Dataset records:
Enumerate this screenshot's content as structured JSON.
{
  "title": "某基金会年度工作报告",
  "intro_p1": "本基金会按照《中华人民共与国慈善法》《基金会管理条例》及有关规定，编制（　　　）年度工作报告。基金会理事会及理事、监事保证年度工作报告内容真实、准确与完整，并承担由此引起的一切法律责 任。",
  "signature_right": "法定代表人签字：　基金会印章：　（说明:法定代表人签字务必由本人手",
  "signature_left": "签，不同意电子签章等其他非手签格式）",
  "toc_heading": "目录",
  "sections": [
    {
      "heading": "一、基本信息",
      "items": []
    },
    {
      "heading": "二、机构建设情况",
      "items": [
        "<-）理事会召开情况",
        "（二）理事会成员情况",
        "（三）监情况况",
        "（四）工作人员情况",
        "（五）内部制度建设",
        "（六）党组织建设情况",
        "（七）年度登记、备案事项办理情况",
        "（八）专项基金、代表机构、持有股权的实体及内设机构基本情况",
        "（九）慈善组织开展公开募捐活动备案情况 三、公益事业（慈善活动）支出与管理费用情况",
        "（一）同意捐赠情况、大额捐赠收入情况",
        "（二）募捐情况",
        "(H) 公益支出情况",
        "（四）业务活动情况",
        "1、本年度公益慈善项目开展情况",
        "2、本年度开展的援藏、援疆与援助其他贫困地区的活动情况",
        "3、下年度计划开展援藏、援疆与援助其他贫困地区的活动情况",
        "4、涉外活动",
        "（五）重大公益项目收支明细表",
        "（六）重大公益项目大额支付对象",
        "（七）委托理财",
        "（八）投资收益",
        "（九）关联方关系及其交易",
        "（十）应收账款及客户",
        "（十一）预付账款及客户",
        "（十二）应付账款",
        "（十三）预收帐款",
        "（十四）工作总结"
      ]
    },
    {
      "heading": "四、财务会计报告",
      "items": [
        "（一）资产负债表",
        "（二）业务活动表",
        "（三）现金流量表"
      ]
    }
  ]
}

--

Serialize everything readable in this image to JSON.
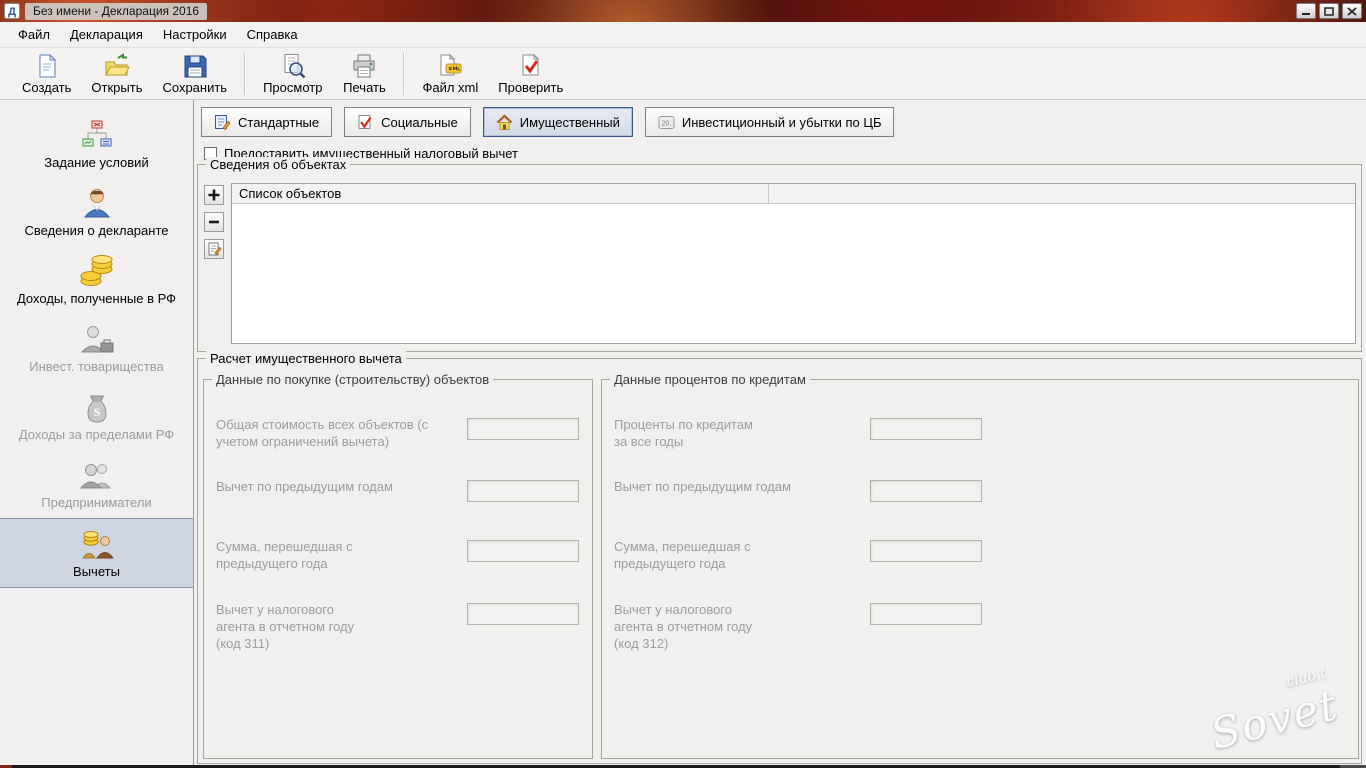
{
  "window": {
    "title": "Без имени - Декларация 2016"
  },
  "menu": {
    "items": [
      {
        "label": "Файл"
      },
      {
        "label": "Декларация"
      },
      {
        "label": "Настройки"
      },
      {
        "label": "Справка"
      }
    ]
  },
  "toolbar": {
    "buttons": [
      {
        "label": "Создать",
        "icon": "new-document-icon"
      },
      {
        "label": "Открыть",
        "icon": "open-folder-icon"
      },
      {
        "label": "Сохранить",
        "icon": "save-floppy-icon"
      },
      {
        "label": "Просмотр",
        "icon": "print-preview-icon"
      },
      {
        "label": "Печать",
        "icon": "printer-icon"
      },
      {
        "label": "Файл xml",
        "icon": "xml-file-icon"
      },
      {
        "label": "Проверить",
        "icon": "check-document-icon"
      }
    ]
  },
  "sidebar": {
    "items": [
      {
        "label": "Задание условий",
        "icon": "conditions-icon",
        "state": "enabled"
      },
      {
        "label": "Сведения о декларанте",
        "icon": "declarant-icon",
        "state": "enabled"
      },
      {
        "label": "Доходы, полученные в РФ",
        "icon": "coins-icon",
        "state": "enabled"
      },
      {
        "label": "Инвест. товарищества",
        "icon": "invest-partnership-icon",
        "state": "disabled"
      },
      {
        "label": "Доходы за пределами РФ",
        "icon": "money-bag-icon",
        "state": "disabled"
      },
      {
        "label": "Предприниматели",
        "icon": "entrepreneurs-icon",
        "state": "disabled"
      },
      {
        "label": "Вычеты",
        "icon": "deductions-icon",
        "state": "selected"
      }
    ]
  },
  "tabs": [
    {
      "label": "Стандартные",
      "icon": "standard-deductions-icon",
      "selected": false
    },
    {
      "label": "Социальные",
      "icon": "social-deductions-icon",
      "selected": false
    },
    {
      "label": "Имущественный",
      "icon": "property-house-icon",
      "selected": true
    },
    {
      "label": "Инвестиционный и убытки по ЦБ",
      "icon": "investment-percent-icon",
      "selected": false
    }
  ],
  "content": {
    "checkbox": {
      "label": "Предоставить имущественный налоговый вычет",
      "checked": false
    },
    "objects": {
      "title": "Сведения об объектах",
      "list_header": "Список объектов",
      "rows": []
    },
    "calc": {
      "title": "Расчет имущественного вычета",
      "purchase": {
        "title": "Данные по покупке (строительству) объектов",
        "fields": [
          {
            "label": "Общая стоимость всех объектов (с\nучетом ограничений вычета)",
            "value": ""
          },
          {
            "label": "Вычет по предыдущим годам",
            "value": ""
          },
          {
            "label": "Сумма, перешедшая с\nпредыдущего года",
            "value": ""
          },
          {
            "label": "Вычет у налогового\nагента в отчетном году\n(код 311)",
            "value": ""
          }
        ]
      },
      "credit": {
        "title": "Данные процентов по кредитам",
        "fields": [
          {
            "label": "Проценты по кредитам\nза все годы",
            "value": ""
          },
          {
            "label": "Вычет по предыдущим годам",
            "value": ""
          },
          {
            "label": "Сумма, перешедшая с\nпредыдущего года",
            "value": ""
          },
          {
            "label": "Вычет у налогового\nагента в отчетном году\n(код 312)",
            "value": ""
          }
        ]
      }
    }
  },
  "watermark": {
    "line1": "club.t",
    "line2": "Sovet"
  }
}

Do this: Look through the entries above and count each line holding "content"; report the count alone.

Result below: 2